▸ **GIVEN PROBLEM A**:
Reproduce word for word the part of the chapel memorial account starting with "Then I went" and going on through "scrambling for tissues.".
▸ **GIVEN PROBLEM B**:
Transcribe the collected data entries exactly, starting with their very first line and going on through the line with "- text-line: montem,patria".

▸ **SOURCE TEXT**:
This morning I went to my new Bible study at PWOC, located at the main chapel on post. As I walked in, I noticed that there were several soldiers lined up, apparently "practicing" for something. I wondered, is there a memorial today? Military funerals and memorials are rehearsed to precision. That thought alone made me sad. That this is a part of our daily lives – memorials for young men and women.
After worship, before moving on to our class, one of the leaders mentioned that we would need to finish timely. There was to be a memorial for a soldier in our chapel that afternoon. Ah, I thought. So we did lose another one. So. So. Sad.
Then I went to my class – Too Busy Not to Pray. A large group of 16 settled into our seats and got started. The usual chatter and excitement of a new class bubbled in the room, catching up after not seeing each other over the summer. We started the discussion. Then, there it was. The sound of a trumpet right outside our window. Just two notes – two notes – into "Taps" and several of us were in tears. The trumpeter was obviously practicing for the memorial as well. He stopped after just a couple of bars. But we were already scrambling for tissues.
The teacher paused for a split second, obviously wondering if she should acknowledge it. But she decided to keep the class together and press on. We had a nice discussion for another twenty minutes, talking about what kept us from praying, what drew us to prayer, so on and so forth and then POP! A single gunshot. All of us jumped. POP! Another one. And there it was…the lead in to the full strain of a trumpet now dutifully rehearsing "Taps." That was all it took for one poor girl to gather her things clumsily and mutter, "That’s enough. I have to go. My husband’s batallion [obviously deployed] has had a rough month [Army-speak for "lost soldiers"] and I can’t take this." Several of us were already in tears. Before she could leave, our teacher asked to pray.
"Taps" continued to play in the background. Several of us (including me) were sobbing as the teacher asked God for comfort – for those of us whose spouses were in constant danger, for the families of this poor soldier who would be honored today, for all of us trying to serve this country and countries around the world. We continued with the class, but I didn’t entirely recover.

(Collected data entries)
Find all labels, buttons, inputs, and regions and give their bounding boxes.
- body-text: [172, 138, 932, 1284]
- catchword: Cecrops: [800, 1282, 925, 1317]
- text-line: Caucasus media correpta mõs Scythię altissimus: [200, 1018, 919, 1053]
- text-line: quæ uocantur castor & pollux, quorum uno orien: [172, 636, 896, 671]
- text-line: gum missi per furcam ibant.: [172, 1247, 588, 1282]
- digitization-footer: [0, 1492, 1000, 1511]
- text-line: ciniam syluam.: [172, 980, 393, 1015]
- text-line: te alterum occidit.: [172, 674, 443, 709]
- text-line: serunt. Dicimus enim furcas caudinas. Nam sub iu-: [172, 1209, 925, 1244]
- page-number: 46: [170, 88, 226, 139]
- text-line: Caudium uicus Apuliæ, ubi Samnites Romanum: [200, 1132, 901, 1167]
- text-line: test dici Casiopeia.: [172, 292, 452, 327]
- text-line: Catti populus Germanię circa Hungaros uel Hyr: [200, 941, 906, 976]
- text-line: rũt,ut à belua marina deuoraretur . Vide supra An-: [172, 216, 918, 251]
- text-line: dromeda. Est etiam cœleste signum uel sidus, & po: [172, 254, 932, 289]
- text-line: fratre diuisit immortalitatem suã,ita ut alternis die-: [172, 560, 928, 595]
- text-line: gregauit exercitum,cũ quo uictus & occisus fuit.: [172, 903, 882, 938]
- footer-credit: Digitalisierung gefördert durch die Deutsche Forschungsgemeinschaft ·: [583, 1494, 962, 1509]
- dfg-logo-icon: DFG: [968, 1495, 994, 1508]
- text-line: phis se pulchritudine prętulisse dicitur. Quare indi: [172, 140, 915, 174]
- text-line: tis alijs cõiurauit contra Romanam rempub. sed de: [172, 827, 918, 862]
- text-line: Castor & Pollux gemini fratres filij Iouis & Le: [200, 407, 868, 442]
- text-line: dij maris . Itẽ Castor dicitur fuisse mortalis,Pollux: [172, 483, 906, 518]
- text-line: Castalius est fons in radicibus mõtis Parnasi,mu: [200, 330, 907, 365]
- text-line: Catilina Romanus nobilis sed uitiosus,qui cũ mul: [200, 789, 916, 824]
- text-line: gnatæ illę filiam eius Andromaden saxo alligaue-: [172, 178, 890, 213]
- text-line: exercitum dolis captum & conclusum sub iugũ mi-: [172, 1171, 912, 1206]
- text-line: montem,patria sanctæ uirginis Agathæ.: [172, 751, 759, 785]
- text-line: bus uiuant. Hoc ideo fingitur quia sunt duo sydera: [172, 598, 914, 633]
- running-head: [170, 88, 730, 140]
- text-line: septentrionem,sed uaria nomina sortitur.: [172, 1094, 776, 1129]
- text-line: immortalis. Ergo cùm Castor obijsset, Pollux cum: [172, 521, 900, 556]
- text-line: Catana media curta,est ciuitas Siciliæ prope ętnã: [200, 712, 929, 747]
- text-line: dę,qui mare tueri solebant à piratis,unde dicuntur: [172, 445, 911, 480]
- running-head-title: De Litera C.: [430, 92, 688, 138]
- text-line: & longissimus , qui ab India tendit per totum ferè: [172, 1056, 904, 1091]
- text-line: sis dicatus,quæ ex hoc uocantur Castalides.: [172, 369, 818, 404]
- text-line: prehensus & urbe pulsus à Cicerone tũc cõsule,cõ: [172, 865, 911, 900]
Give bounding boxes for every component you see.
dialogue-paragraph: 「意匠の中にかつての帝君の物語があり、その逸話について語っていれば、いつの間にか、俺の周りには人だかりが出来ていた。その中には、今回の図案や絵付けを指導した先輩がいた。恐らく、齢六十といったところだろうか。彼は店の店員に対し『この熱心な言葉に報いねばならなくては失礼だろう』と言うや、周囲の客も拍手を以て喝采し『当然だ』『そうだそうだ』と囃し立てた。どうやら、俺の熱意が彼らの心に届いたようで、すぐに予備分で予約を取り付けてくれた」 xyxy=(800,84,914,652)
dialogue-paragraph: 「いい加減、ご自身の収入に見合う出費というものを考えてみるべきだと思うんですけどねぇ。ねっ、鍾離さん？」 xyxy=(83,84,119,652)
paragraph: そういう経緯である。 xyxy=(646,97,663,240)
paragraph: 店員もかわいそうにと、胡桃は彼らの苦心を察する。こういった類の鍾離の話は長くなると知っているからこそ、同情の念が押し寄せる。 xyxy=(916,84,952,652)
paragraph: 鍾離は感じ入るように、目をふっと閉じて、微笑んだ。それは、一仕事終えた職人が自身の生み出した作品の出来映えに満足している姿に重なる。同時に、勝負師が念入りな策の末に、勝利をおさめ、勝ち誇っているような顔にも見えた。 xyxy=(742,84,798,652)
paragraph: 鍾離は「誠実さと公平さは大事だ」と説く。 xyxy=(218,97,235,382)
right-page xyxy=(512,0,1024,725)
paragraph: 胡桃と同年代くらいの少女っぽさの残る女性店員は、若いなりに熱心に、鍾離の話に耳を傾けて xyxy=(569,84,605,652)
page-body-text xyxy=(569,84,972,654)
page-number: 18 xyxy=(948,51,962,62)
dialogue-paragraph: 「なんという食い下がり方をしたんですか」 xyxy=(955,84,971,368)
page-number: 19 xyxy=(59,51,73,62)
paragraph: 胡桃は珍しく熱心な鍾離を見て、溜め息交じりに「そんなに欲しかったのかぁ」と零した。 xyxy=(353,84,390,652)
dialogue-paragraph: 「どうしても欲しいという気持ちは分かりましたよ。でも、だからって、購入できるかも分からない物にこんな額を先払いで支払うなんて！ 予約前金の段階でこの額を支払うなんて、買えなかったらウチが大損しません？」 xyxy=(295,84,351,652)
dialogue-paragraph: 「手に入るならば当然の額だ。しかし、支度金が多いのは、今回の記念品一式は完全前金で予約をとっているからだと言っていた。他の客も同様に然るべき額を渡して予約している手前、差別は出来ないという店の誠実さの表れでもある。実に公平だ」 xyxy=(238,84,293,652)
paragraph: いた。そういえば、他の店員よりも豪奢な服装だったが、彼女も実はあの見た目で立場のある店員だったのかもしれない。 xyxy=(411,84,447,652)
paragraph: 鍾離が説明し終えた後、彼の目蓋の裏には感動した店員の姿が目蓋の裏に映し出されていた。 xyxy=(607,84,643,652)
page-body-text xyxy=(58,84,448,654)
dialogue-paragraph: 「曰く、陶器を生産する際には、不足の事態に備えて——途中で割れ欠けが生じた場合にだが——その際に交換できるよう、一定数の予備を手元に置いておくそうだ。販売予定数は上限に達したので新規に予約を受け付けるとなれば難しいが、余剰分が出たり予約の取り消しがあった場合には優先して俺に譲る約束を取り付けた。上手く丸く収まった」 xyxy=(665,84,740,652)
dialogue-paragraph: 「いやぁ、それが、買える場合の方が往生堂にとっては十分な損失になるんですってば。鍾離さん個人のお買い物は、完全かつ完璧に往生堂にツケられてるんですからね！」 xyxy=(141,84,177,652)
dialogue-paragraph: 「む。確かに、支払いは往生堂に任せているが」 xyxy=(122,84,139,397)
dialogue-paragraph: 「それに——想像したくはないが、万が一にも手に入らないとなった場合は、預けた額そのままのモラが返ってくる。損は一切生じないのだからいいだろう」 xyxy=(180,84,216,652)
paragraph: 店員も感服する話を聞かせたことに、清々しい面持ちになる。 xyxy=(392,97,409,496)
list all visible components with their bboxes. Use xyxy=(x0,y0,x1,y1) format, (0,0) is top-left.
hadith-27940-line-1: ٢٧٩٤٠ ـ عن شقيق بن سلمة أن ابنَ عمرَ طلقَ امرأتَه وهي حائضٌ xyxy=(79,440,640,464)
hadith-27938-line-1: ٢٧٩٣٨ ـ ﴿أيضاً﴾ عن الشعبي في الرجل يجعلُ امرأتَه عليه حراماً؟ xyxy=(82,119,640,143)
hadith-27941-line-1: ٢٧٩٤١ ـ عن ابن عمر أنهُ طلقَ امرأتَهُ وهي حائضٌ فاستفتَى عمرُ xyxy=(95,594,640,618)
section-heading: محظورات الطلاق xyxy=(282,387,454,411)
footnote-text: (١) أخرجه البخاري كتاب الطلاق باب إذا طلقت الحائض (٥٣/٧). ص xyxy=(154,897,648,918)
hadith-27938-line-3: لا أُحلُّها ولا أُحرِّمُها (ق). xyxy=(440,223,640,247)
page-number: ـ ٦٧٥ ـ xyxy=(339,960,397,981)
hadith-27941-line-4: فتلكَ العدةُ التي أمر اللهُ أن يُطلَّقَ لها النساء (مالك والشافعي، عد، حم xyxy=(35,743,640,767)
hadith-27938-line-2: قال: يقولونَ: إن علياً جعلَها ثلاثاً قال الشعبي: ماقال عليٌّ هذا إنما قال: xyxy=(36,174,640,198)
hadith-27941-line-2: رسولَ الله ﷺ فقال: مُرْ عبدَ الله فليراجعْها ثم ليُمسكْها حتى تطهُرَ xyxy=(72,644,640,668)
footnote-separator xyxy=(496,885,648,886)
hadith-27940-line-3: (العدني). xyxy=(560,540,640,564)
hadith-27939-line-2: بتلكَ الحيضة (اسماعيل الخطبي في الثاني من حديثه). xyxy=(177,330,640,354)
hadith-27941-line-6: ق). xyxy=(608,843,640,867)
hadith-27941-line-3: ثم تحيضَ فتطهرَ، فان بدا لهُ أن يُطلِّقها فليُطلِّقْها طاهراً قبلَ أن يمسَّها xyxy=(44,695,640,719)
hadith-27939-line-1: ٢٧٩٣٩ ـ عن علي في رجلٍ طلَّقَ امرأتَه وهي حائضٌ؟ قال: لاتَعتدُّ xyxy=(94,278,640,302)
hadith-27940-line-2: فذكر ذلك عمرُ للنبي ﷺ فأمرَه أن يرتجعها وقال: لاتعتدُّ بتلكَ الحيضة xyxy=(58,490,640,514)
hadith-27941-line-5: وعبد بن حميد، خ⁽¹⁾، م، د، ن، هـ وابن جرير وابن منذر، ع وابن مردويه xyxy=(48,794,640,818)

▸ **OUTPUT A**:
Then I went to my class – Too Busy Not to Pray. A large group of 16 settled into our seats and got started. The usual chatter and excitement of a new class bubbled in the room, catching up after not seeing each other over the summer. We started the discussion. Then, there it was. The sound of a trumpet right outside our window. Just two notes – two notes – into "Taps" and several of us were in tears. The trumpeter was obviously practicing for the memorial as well. He stopped after just a couple of bars. But we were already scrambling for tissues.

▸ **OUTPUT B**:
Find all labels, buttons, inputs, and regions and give their bounding boxes.
- body-text: [172, 138, 932, 1284]
- catchword: Cecrops: [800, 1282, 925, 1317]
- text-line: Caucasus media correpta mõs Scythię altissimus: [200, 1018, 919, 1053]
- text-line: quæ uocantur castor & pollux, quorum uno orien: [172, 636, 896, 671]
- text-line: gum missi per furcam ibant.: [172, 1247, 588, 1282]
- digitization-footer: [0, 1492, 1000, 1511]
- text-line: ciniam syluam.: [172, 980, 393, 1015]
- text-line: te alterum occidit.: [172, 674, 443, 709]
- text-line: serunt. Dicimus enim furcas caudinas. Nam sub iu-: [172, 1209, 925, 1244]
- page-number: 46: [170, 88, 226, 139]
- text-line: Caudium uicus Apuliæ, ubi Samnites Romanum: [200, 1132, 901, 1167]
- text-line: test dici Casiopeia.: [172, 292, 452, 327]
- text-line: Catti populus Germanię circa Hungaros uel Hyr: [200, 941, 906, 976]
- text-line: rũt,ut à belua marina deuoraretur . Vide supra An-: [172, 216, 918, 251]
- text-line: dromeda. Est etiam cœleste signum uel sidus, & po: [172, 254, 932, 289]
- text-line: fratre diuisit immortalitatem suã,ita ut alternis die-: [172, 560, 928, 595]
- text-line: gregauit exercitum,cũ quo uictus & occisus fuit.: [172, 903, 882, 938]
- footer-credit: Digitalisierung gefördert durch die Deutsche Forschungsgemeinschaft ·: [583, 1494, 962, 1509]
- dfg-logo-icon: DFG: [968, 1495, 994, 1508]
- text-line: phis se pulchritudine prętulisse dicitur. Quare indi: [172, 140, 915, 174]
- text-line: tis alijs cõiurauit contra Romanam rempub. sed de: [172, 827, 918, 862]
- text-line: Castor & Pollux gemini fratres filij Iouis & Le: [200, 407, 868, 442]
- text-line: dij maris . Itẽ Castor dicitur fuisse mortalis,Pollux: [172, 483, 906, 518]
- text-line: Castalius est fons in radicibus mõtis Parnasi,mu: [200, 330, 907, 365]
- text-line: Catilina Romanus nobilis sed uitiosus,qui cũ mul: [200, 789, 916, 824]
- text-line: gnatæ illę filiam eius Andromaden saxo alligaue-: [172, 178, 890, 213]
- text-line: exercitum dolis captum & conclusum sub iugũ mi-: [172, 1171, 912, 1206]
- text-line: montem,patria sanctæ uirginis Agathæ.: [172, 751, 759, 785]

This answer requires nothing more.